Would you set down every entry shown below, precisely as written?
## start Data supplied
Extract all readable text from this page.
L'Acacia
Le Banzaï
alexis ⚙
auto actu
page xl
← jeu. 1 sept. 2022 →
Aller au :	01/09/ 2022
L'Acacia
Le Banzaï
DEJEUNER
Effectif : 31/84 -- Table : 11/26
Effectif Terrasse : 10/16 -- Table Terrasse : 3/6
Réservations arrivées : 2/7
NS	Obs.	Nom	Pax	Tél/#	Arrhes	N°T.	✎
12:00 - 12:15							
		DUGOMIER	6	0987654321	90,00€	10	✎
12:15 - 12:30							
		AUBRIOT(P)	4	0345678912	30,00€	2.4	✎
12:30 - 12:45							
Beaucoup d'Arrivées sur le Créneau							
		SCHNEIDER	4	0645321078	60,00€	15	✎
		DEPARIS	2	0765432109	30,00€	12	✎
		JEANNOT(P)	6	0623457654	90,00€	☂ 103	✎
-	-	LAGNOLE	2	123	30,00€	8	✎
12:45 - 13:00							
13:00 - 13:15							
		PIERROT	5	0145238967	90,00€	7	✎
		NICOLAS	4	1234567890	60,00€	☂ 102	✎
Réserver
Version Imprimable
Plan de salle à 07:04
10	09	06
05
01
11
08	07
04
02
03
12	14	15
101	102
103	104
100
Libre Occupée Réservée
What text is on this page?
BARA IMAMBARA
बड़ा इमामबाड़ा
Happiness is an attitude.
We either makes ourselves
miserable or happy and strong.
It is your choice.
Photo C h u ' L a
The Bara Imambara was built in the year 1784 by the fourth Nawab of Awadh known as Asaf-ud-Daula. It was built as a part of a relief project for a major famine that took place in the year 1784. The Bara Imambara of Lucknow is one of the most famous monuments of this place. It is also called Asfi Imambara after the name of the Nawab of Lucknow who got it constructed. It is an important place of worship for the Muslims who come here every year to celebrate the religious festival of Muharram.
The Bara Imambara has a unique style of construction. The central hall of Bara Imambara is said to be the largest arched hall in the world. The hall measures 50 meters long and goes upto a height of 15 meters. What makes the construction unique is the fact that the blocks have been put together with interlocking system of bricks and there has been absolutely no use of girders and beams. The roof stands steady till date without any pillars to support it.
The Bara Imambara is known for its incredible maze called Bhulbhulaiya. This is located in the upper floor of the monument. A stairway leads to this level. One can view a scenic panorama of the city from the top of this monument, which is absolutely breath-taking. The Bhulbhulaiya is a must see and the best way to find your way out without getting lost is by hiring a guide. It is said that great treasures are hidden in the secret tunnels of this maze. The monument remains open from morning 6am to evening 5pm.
## end Data supplied
Correct response
Extract all readable text from this page.
L'Acacia
Le Banzaï
alexis ⚙
auto actu
page xl
← jeu. 1 sept. 2022 →
Aller au :	01/09/ 2022
L'Acacia
Le Banzaï
DEJEUNER
Effectif : 31/84 -- Table : 11/26
Effectif Terrasse : 10/16 -- Table Terrasse : 3/6
Réservations arrivées : 2/7
NS	Obs.	Nom	Pax	Tél/#	Arrhes	N°T.	✎
12:00 - 12:15							
		DUGOMIER	6	0987654321	90,00€	10	✎
12:15 - 12:30							
		AUBRIOT(P)	4	0345678912	30,00€	2.4	✎
12:30 - 12:45							
Beaucoup d'Arrivées sur le Créneau							
		SCHNEIDER	4	0645321078	60,00€	15	✎
		DEPARIS	2	0765432109	30,00€	12	✎
		JEANNOT(P)	6	0623457654	90,00€	☂ 103	✎
-	-	LAGNOLE	2	123	30,00€	8	✎
12:45 - 13:00							
13:00 - 13:15							
		PIERROT	5	0145238967	90,00€	7	✎
		NICOLAS	4	1234567890	60,00€	☂ 102	✎
Réserver
Version Imprimable
Plan de salle à 07:04
10	09	06
05
01
11
08	07
04
02
03
12	14	15
101	102
103	104
100
Libre Occupée Réservée
What text is on this page?
BARA IMAMBARA
बड़ा इमामबाड़ा
Happiness is an attitude.
We either makes ourselves
miserable or happy and strong.
It is your choice.
Photo C h u ' L a
The Bara Imambara was built in the year 1784 by the fourth Nawab of Awadh known as Asaf-ud-Daula. It was built as a part of a relief project for a major famine that took place in the year 1784. The Bara Imambara of Lucknow is one of the most famous monuments of this place. It is also called Asfi Imambara after the name of the Nawab of Lucknow who got it constructed. It is an important place of worship for the Muslims who come here every year to celebrate the religious festival of Muharram.
The Bara Imambara has a unique style of construction. The central hall of Bara Imambara is said to be the largest arched hall in the world. The hall measures 50 meters long and goes upto a height of 15 meters. What makes the construction unique is the fact that the blocks have been put together with interlocking system of bricks and there has been absolutely no use of girders and beams. The roof stands steady till date without any pillars to support it.
The Bara Imambara is known for its incredible maze called Bhulbhulaiya. This is located in the upper floor of the monument. A stairway leads to this level. One can view a scenic panorama of the city from the top of this monument, which is absolutely breath-taking. The Bhulbhulaiya is a must see and the best way to find your way out without getting lost is by hiring a guide. It is said that great treasures are hidden in the secret tunnels of this maze. The monument remains open from morning 6am to evening 5pm.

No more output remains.